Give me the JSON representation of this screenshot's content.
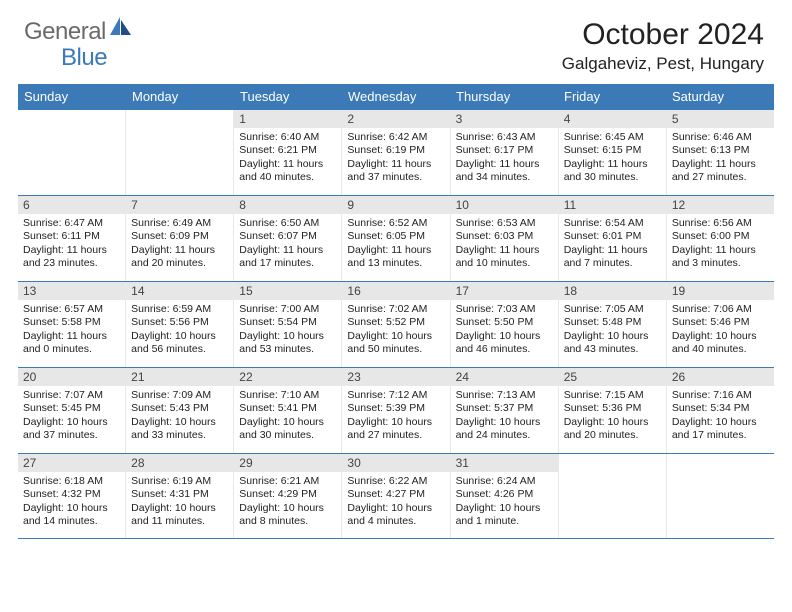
{
  "logo": {
    "general": "General",
    "blue": "Blue"
  },
  "title": "October 2024",
  "location": "Galgaheviz, Pest, Hungary",
  "colors": {
    "brand_blue": "#3b79b7",
    "logo_gray": "#6a6a6a",
    "daynum_bg": "#e7e7e7",
    "page_bg": "#ffffff",
    "text": "#222222"
  },
  "day_headers": [
    "Sunday",
    "Monday",
    "Tuesday",
    "Wednesday",
    "Thursday",
    "Friday",
    "Saturday"
  ],
  "weeks": [
    [
      {
        "num": "",
        "sunrise": "",
        "sunset": "",
        "daylight": ""
      },
      {
        "num": "",
        "sunrise": "",
        "sunset": "",
        "daylight": ""
      },
      {
        "num": "1",
        "sunrise": "Sunrise: 6:40 AM",
        "sunset": "Sunset: 6:21 PM",
        "daylight": "Daylight: 11 hours and 40 minutes."
      },
      {
        "num": "2",
        "sunrise": "Sunrise: 6:42 AM",
        "sunset": "Sunset: 6:19 PM",
        "daylight": "Daylight: 11 hours and 37 minutes."
      },
      {
        "num": "3",
        "sunrise": "Sunrise: 6:43 AM",
        "sunset": "Sunset: 6:17 PM",
        "daylight": "Daylight: 11 hours and 34 minutes."
      },
      {
        "num": "4",
        "sunrise": "Sunrise: 6:45 AM",
        "sunset": "Sunset: 6:15 PM",
        "daylight": "Daylight: 11 hours and 30 minutes."
      },
      {
        "num": "5",
        "sunrise": "Sunrise: 6:46 AM",
        "sunset": "Sunset: 6:13 PM",
        "daylight": "Daylight: 11 hours and 27 minutes."
      }
    ],
    [
      {
        "num": "6",
        "sunrise": "Sunrise: 6:47 AM",
        "sunset": "Sunset: 6:11 PM",
        "daylight": "Daylight: 11 hours and 23 minutes."
      },
      {
        "num": "7",
        "sunrise": "Sunrise: 6:49 AM",
        "sunset": "Sunset: 6:09 PM",
        "daylight": "Daylight: 11 hours and 20 minutes."
      },
      {
        "num": "8",
        "sunrise": "Sunrise: 6:50 AM",
        "sunset": "Sunset: 6:07 PM",
        "daylight": "Daylight: 11 hours and 17 minutes."
      },
      {
        "num": "9",
        "sunrise": "Sunrise: 6:52 AM",
        "sunset": "Sunset: 6:05 PM",
        "daylight": "Daylight: 11 hours and 13 minutes."
      },
      {
        "num": "10",
        "sunrise": "Sunrise: 6:53 AM",
        "sunset": "Sunset: 6:03 PM",
        "daylight": "Daylight: 11 hours and 10 minutes."
      },
      {
        "num": "11",
        "sunrise": "Sunrise: 6:54 AM",
        "sunset": "Sunset: 6:01 PM",
        "daylight": "Daylight: 11 hours and 7 minutes."
      },
      {
        "num": "12",
        "sunrise": "Sunrise: 6:56 AM",
        "sunset": "Sunset: 6:00 PM",
        "daylight": "Daylight: 11 hours and 3 minutes."
      }
    ],
    [
      {
        "num": "13",
        "sunrise": "Sunrise: 6:57 AM",
        "sunset": "Sunset: 5:58 PM",
        "daylight": "Daylight: 11 hours and 0 minutes."
      },
      {
        "num": "14",
        "sunrise": "Sunrise: 6:59 AM",
        "sunset": "Sunset: 5:56 PM",
        "daylight": "Daylight: 10 hours and 56 minutes."
      },
      {
        "num": "15",
        "sunrise": "Sunrise: 7:00 AM",
        "sunset": "Sunset: 5:54 PM",
        "daylight": "Daylight: 10 hours and 53 minutes."
      },
      {
        "num": "16",
        "sunrise": "Sunrise: 7:02 AM",
        "sunset": "Sunset: 5:52 PM",
        "daylight": "Daylight: 10 hours and 50 minutes."
      },
      {
        "num": "17",
        "sunrise": "Sunrise: 7:03 AM",
        "sunset": "Sunset: 5:50 PM",
        "daylight": "Daylight: 10 hours and 46 minutes."
      },
      {
        "num": "18",
        "sunrise": "Sunrise: 7:05 AM",
        "sunset": "Sunset: 5:48 PM",
        "daylight": "Daylight: 10 hours and 43 minutes."
      },
      {
        "num": "19",
        "sunrise": "Sunrise: 7:06 AM",
        "sunset": "Sunset: 5:46 PM",
        "daylight": "Daylight: 10 hours and 40 minutes."
      }
    ],
    [
      {
        "num": "20",
        "sunrise": "Sunrise: 7:07 AM",
        "sunset": "Sunset: 5:45 PM",
        "daylight": "Daylight: 10 hours and 37 minutes."
      },
      {
        "num": "21",
        "sunrise": "Sunrise: 7:09 AM",
        "sunset": "Sunset: 5:43 PM",
        "daylight": "Daylight: 10 hours and 33 minutes."
      },
      {
        "num": "22",
        "sunrise": "Sunrise: 7:10 AM",
        "sunset": "Sunset: 5:41 PM",
        "daylight": "Daylight: 10 hours and 30 minutes."
      },
      {
        "num": "23",
        "sunrise": "Sunrise: 7:12 AM",
        "sunset": "Sunset: 5:39 PM",
        "daylight": "Daylight: 10 hours and 27 minutes."
      },
      {
        "num": "24",
        "sunrise": "Sunrise: 7:13 AM",
        "sunset": "Sunset: 5:37 PM",
        "daylight": "Daylight: 10 hours and 24 minutes."
      },
      {
        "num": "25",
        "sunrise": "Sunrise: 7:15 AM",
        "sunset": "Sunset: 5:36 PM",
        "daylight": "Daylight: 10 hours and 20 minutes."
      },
      {
        "num": "26",
        "sunrise": "Sunrise: 7:16 AM",
        "sunset": "Sunset: 5:34 PM",
        "daylight": "Daylight: 10 hours and 17 minutes."
      }
    ],
    [
      {
        "num": "27",
        "sunrise": "Sunrise: 6:18 AM",
        "sunset": "Sunset: 4:32 PM",
        "daylight": "Daylight: 10 hours and 14 minutes."
      },
      {
        "num": "28",
        "sunrise": "Sunrise: 6:19 AM",
        "sunset": "Sunset: 4:31 PM",
        "daylight": "Daylight: 10 hours and 11 minutes."
      },
      {
        "num": "29",
        "sunrise": "Sunrise: 6:21 AM",
        "sunset": "Sunset: 4:29 PM",
        "daylight": "Daylight: 10 hours and 8 minutes."
      },
      {
        "num": "30",
        "sunrise": "Sunrise: 6:22 AM",
        "sunset": "Sunset: 4:27 PM",
        "daylight": "Daylight: 10 hours and 4 minutes."
      },
      {
        "num": "31",
        "sunrise": "Sunrise: 6:24 AM",
        "sunset": "Sunset: 4:26 PM",
        "daylight": "Daylight: 10 hours and 1 minute."
      },
      {
        "num": "",
        "sunrise": "",
        "sunset": "",
        "daylight": ""
      },
      {
        "num": "",
        "sunrise": "",
        "sunset": "",
        "daylight": ""
      }
    ]
  ]
}
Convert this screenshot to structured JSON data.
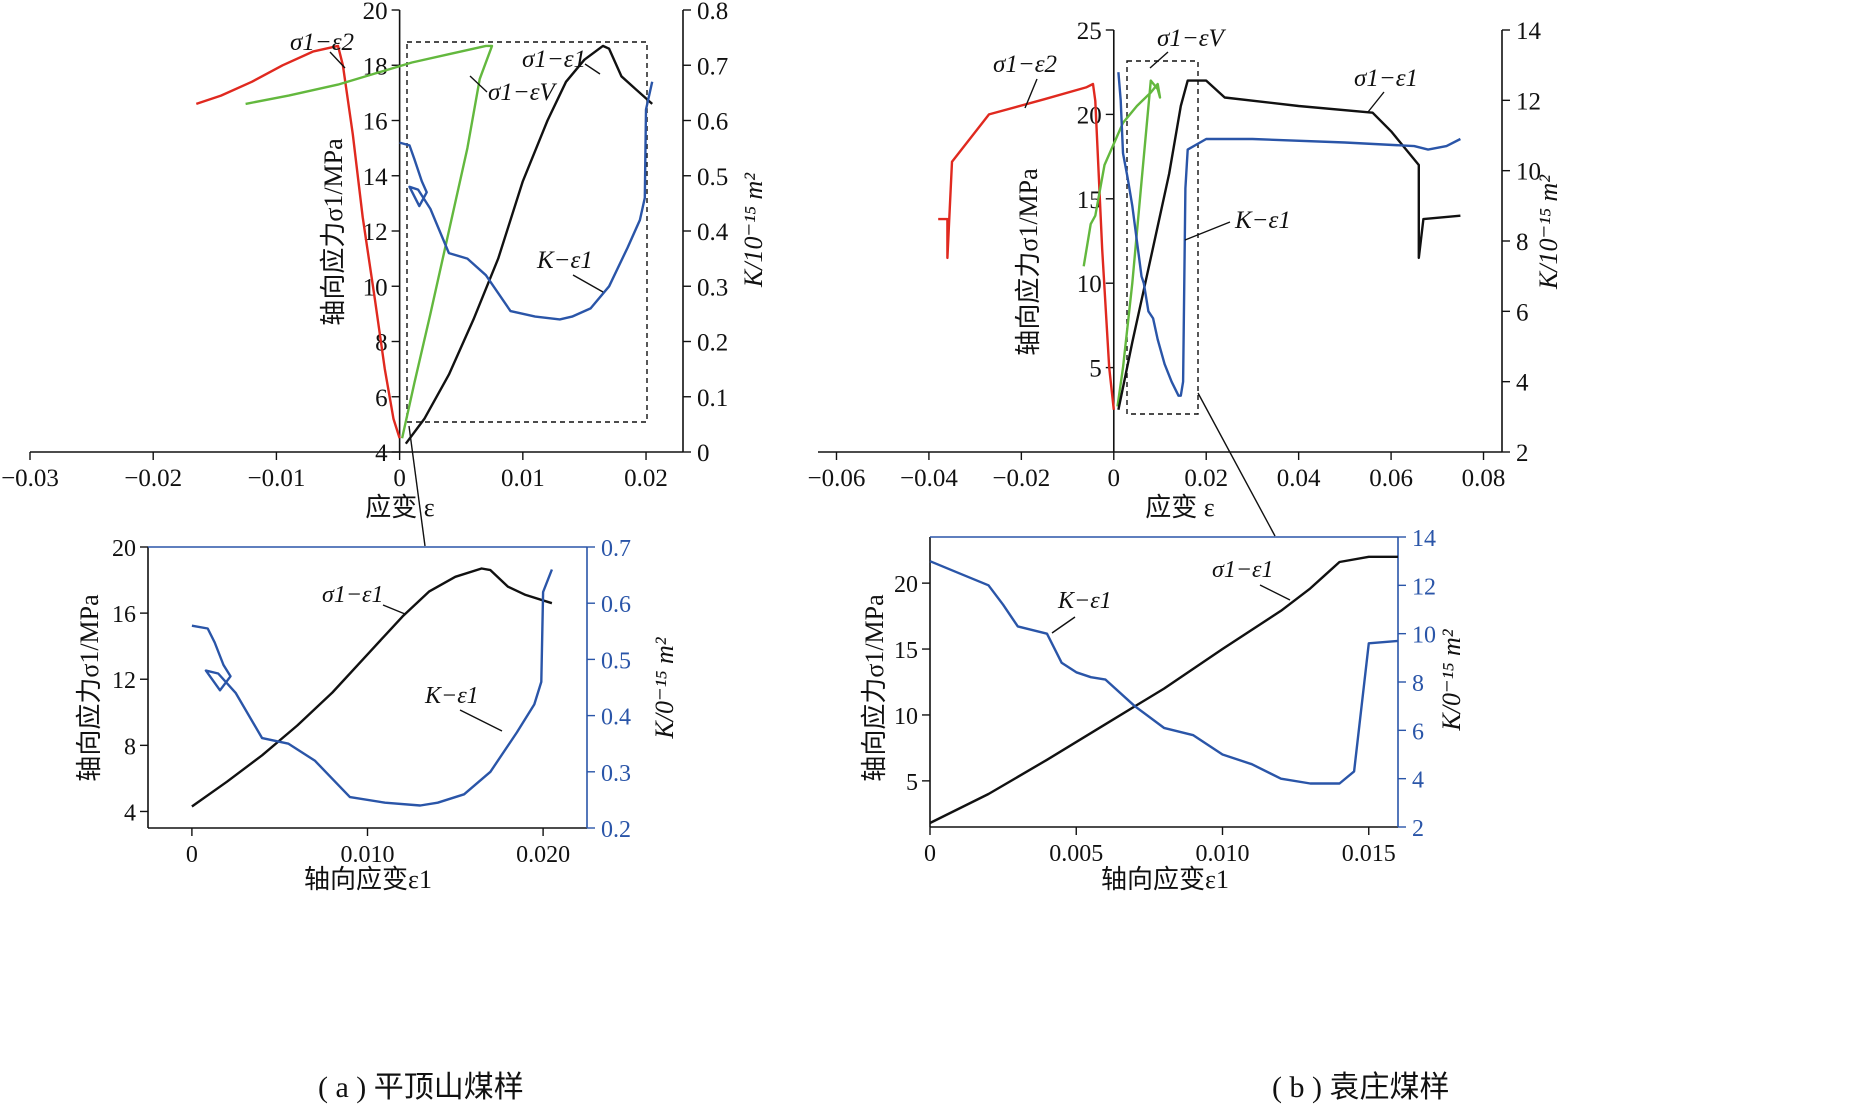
+ + +
#### Task objective
Omit the pictures. Transcribe every record exactly.

#### Problem solution
Give me the JSON representation of this screenshot's content.
{
  "logo": {
    "general": "General",
    "blue": "Blue"
  },
  "title": "October 2024",
  "location": "Galgaheviz, Pest, Hungary",
  "colors": {
    "brand_blue": "#3b79b7",
    "logo_gray": "#6a6a6a",
    "daynum_bg": "#e7e7e7",
    "page_bg": "#ffffff",
    "text": "#222222"
  },
  "day_headers": [
    "Sunday",
    "Monday",
    "Tuesday",
    "Wednesday",
    "Thursday",
    "Friday",
    "Saturday"
  ],
  "weeks": [
    [
      {
        "num": "",
        "sunrise": "",
        "sunset": "",
        "daylight": ""
      },
      {
        "num": "",
        "sunrise": "",
        "sunset": "",
        "daylight": ""
      },
      {
        "num": "1",
        "sunrise": "Sunrise: 6:40 AM",
        "sunset": "Sunset: 6:21 PM",
        "daylight": "Daylight: 11 hours and 40 minutes."
      },
      {
        "num": "2",
        "sunrise": "Sunrise: 6:42 AM",
        "sunset": "Sunset: 6:19 PM",
        "daylight": "Daylight: 11 hours and 37 minutes."
      },
      {
        "num": "3",
        "sunrise": "Sunrise: 6:43 AM",
        "sunset": "Sunset: 6:17 PM",
        "daylight": "Daylight: 11 hours and 34 minutes."
      },
      {
        "num": "4",
        "sunrise": "Sunrise: 6:45 AM",
        "sunset": "Sunset: 6:15 PM",
        "daylight": "Daylight: 11 hours and 30 minutes."
      },
      {
        "num": "5",
        "sunrise": "Sunrise: 6:46 AM",
        "sunset": "Sunset: 6:13 PM",
        "daylight": "Daylight: 11 hours and 27 minutes."
      }
    ],
    [
      {
        "num": "6",
        "sunrise": "Sunrise: 6:47 AM",
        "sunset": "Sunset: 6:11 PM",
        "daylight": "Daylight: 11 hours and 23 minutes."
      },
      {
        "num": "7",
        "sunrise": "Sunrise: 6:49 AM",
        "sunset": "Sunset: 6:09 PM",
        "daylight": "Daylight: 11 hours and 20 minutes."
      },
      {
        "num": "8",
        "sunrise": "Sunrise: 6:50 AM",
        "sunset": "Sunset: 6:07 PM",
        "daylight": "Daylight: 11 hours and 17 minutes."
      },
      {
        "num": "9",
        "sunrise": "Sunrise: 6:52 AM",
        "sunset": "Sunset: 6:05 PM",
        "daylight": "Daylight: 11 hours and 13 minutes."
      },
      {
        "num": "10",
        "sunrise": "Sunrise: 6:53 AM",
        "sunset": "Sunset: 6:03 PM",
        "daylight": "Daylight: 11 hours and 10 minutes."
      },
      {
        "num": "11",
        "sunrise": "Sunrise: 6:54 AM",
        "sunset": "Sunset: 6:01 PM",
        "daylight": "Daylight: 11 hours and 7 minutes."
      },
      {
        "num": "12",
        "sunrise": "Sunrise: 6:56 AM",
        "sunset": "Sunset: 6:00 PM",
        "daylight": "Daylight: 11 hours and 3 minutes."
      }
    ],
    [
      {
        "num": "13",
        "sunrise": "Sunrise: 6:57 AM",
        "sunset": "Sunset: 5:58 PM",
        "daylight": "Daylight: 11 hours and 0 minutes."
      },
      {
        "num": "14",
        "sunrise": "Sunrise: 6:59 AM",
        "sunset": "Sunset: 5:56 PM",
        "daylight": "Daylight: 10 hours and 56 minutes."
      },
      {
        "num": "15",
        "sunrise": "Sunrise: 7:00 AM",
        "sunset": "Sunset: 5:54 PM",
        "daylight": "Daylight: 10 hours and 53 minutes."
      },
      {
        "num": "16",
        "sunrise": "Sunrise: 7:02 AM",
        "sunset": "Sunset: 5:52 PM",
        "daylight": "Daylight: 10 hours and 50 minutes."
      },
      {
        "num": "17",
        "sunrise": "Sunrise: 7:03 AM",
        "sunset": "Sunset: 5:50 PM",
        "daylight": "Daylight: 10 hours and 46 minutes."
      },
      {
        "num": "18",
        "sunrise": "Sunrise: 7:05 AM",
        "sunset": "Sunset: 5:48 PM",
        "daylight": "Daylight: 10 hours and 43 minutes."
      },
      {
        "num": "19",
        "sunrise": "Sunrise: 7:06 AM",
        "sunset": "Sunset: 5:46 PM",
        "daylight": "Daylight: 10 hours and 40 minutes."
      }
    ],
    [
      {
        "num": "20",
        "sunrise": "Sunrise: 7:07 AM",
        "sunset": "Sunset: 5:45 PM",
        "daylight": "Daylight: 10 hours and 37 minutes."
      },
      {
        "num": "21",
        "sunrise": "Sunrise: 7:09 AM",
        "sunset": "Sunset: 5:43 PM",
        "daylight": "Daylight: 10 hours and 33 minutes."
      },
      {
        "num": "22",
        "sunrise": "Sunrise: 7:10 AM",
        "sunset": "Sunset: 5:41 PM",
        "daylight": "Daylight: 10 hours and 30 minutes."
      },
      {
        "num": "23",
        "sunrise": "Sunrise: 7:12 AM",
        "sunset": "Sunset: 5:39 PM",
        "daylight": "Daylight: 10 hours and 27 minutes."
      },
      {
        "num": "24",
        "sunrise": "Sunrise: 7:13 AM",
        "sunset": "Sunset: 5:37 PM",
        "daylight": "Daylight: 10 hours and 24 minutes."
      },
      {
        "num": "25",
        "sunrise": "Sunrise: 7:15 AM",
        "sunset": "Sunset: 5:36 PM",
        "daylight": "Daylight: 10 hours and 20 minutes."
      },
      {
        "num": "26",
        "sunrise": "Sunrise: 7:16 AM",
        "sunset": "Sunset: 5:34 PM",
        "daylight": "Daylight: 10 hours and 17 minutes."
      }
    ],
    [
      {
        "num": "27",
        "sunrise": "Sunrise: 6:18 AM",
        "sunset": "Sunset: 4:32 PM",
        "daylight": "Daylight: 10 hours and 14 minutes."
      },
      {
        "num": "28",
        "sunrise": "Sunrise: 6:19 AM",
        "sunset": "Sunset: 4:31 PM",
        "daylight": "Daylight: 10 hours and 11 minutes."
      },
      {
        "num": "29",
        "sunrise": "Sunrise: 6:21 AM",
        "sunset": "Sunset: 4:29 PM",
        "daylight": "Daylight: 10 hours and 8 minutes."
      },
      {
        "num": "30",
        "sunrise": "Sunrise: 6:22 AM",
        "sunset": "Sunset: 4:27 PM",
        "daylight": "Daylight: 10 hours and 4 minutes."
      },
      {
        "num": "31",
        "sunrise": "Sunrise: 6:24 AM",
        "sunset": "Sunset: 4:26 PM",
        "daylight": "Daylight: 10 hours and 1 minute."
      },
      {
        "num": "",
        "sunrise": "",
        "sunset": "",
        "daylight": ""
      },
      {
        "num": "",
        "sunrise": "",
        "sunset": "",
        "daylight": ""
      }
    ]
  ]
}
Convert this screenshot to structured JSON data.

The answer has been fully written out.